Using the records below, locate all lines containing "down" and return them.

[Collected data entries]
----------
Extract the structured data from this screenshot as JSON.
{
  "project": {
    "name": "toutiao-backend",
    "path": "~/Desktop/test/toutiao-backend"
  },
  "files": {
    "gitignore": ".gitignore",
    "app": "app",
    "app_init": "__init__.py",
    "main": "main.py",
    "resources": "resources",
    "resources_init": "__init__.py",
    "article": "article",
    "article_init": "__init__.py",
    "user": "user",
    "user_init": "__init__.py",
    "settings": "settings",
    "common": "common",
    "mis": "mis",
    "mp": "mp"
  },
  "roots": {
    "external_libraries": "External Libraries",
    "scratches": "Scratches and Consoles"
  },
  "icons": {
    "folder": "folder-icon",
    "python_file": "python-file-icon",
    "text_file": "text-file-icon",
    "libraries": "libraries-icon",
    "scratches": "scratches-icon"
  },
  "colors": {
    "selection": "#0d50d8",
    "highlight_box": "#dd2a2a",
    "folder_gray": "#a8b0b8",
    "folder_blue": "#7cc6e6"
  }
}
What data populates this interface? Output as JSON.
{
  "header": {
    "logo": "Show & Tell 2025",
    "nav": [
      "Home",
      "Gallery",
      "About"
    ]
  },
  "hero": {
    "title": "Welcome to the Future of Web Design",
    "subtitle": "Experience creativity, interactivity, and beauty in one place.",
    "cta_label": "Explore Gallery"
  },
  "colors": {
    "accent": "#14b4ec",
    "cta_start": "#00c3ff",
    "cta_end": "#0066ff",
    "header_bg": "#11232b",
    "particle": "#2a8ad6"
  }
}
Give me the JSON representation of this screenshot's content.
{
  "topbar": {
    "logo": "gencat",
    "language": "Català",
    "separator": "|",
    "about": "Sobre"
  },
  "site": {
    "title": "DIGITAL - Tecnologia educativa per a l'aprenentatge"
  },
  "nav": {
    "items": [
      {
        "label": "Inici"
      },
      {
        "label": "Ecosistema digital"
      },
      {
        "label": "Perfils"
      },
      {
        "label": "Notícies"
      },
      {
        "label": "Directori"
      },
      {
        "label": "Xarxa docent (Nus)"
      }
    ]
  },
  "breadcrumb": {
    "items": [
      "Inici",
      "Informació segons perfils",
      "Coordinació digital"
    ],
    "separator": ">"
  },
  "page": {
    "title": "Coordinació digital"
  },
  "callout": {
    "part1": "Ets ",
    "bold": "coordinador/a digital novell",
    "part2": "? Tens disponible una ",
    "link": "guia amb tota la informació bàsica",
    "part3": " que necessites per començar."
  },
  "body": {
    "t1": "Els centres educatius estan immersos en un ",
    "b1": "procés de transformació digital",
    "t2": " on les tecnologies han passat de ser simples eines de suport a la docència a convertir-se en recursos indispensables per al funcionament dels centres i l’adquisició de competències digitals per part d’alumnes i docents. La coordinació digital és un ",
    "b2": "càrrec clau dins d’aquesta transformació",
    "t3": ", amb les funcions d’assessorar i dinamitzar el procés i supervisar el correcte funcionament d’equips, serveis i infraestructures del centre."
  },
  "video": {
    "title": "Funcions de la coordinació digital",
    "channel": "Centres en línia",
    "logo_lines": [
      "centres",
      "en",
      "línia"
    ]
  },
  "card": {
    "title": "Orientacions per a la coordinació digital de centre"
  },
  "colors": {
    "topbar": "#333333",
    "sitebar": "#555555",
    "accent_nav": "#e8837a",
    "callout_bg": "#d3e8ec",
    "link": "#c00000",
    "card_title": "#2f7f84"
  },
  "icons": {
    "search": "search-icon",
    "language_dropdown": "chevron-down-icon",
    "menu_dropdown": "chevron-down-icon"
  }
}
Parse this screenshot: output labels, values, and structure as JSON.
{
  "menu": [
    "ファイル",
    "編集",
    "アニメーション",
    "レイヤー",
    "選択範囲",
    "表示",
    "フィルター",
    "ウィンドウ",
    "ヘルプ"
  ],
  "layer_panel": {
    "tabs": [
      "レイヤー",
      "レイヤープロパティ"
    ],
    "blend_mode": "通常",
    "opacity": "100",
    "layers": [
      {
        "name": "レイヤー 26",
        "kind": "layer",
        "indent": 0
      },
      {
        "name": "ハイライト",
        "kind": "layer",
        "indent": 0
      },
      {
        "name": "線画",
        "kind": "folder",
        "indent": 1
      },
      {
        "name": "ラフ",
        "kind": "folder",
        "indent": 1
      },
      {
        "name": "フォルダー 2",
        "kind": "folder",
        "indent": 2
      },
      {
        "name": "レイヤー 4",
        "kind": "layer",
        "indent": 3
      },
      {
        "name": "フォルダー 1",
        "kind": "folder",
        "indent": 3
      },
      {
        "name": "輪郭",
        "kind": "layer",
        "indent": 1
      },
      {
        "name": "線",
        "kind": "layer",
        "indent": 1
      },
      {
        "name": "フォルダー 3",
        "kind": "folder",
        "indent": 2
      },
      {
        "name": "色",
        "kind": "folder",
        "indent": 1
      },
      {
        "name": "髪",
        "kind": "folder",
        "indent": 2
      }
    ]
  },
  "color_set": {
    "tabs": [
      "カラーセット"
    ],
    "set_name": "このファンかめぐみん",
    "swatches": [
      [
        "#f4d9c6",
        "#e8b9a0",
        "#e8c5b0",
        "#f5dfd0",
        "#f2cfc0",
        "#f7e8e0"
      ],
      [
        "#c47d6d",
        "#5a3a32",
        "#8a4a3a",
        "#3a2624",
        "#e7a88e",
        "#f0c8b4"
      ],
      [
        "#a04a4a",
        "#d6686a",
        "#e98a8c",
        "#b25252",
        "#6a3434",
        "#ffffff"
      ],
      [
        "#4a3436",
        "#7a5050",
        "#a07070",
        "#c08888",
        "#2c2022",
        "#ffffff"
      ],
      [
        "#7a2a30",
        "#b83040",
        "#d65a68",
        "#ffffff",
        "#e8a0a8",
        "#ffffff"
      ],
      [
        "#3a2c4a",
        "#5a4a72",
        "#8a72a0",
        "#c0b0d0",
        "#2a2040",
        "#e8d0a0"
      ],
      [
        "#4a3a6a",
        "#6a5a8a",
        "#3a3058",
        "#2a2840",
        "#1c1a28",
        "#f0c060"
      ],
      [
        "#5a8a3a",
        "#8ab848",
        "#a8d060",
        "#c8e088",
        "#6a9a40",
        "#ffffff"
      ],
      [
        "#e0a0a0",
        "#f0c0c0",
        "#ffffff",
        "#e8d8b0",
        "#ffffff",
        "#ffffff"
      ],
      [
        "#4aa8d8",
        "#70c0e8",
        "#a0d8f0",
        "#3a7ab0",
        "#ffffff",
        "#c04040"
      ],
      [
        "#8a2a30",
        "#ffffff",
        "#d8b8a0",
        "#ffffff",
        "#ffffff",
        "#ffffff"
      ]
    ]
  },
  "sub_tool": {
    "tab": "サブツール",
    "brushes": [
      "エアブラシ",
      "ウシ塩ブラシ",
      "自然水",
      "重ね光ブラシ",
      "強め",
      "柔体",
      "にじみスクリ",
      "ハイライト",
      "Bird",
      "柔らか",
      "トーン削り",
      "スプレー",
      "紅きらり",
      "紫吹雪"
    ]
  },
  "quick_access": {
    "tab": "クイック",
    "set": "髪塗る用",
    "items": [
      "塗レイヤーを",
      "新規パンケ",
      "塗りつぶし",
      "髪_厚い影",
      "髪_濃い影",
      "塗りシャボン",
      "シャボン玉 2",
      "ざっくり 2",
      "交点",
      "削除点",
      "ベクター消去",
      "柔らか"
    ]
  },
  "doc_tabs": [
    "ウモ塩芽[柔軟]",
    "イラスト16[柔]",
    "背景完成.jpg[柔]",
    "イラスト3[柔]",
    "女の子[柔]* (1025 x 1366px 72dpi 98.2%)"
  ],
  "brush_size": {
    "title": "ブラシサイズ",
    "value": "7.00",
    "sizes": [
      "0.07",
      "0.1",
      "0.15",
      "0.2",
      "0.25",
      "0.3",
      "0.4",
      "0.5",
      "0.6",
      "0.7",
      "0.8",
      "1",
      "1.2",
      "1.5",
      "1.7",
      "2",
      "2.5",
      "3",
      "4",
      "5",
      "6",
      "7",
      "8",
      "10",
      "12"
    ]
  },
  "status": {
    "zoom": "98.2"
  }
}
----------
# Task result
    "language_dropdown": "chevron-down-icon",
    "menu_dropdown": "chevron-down-icon"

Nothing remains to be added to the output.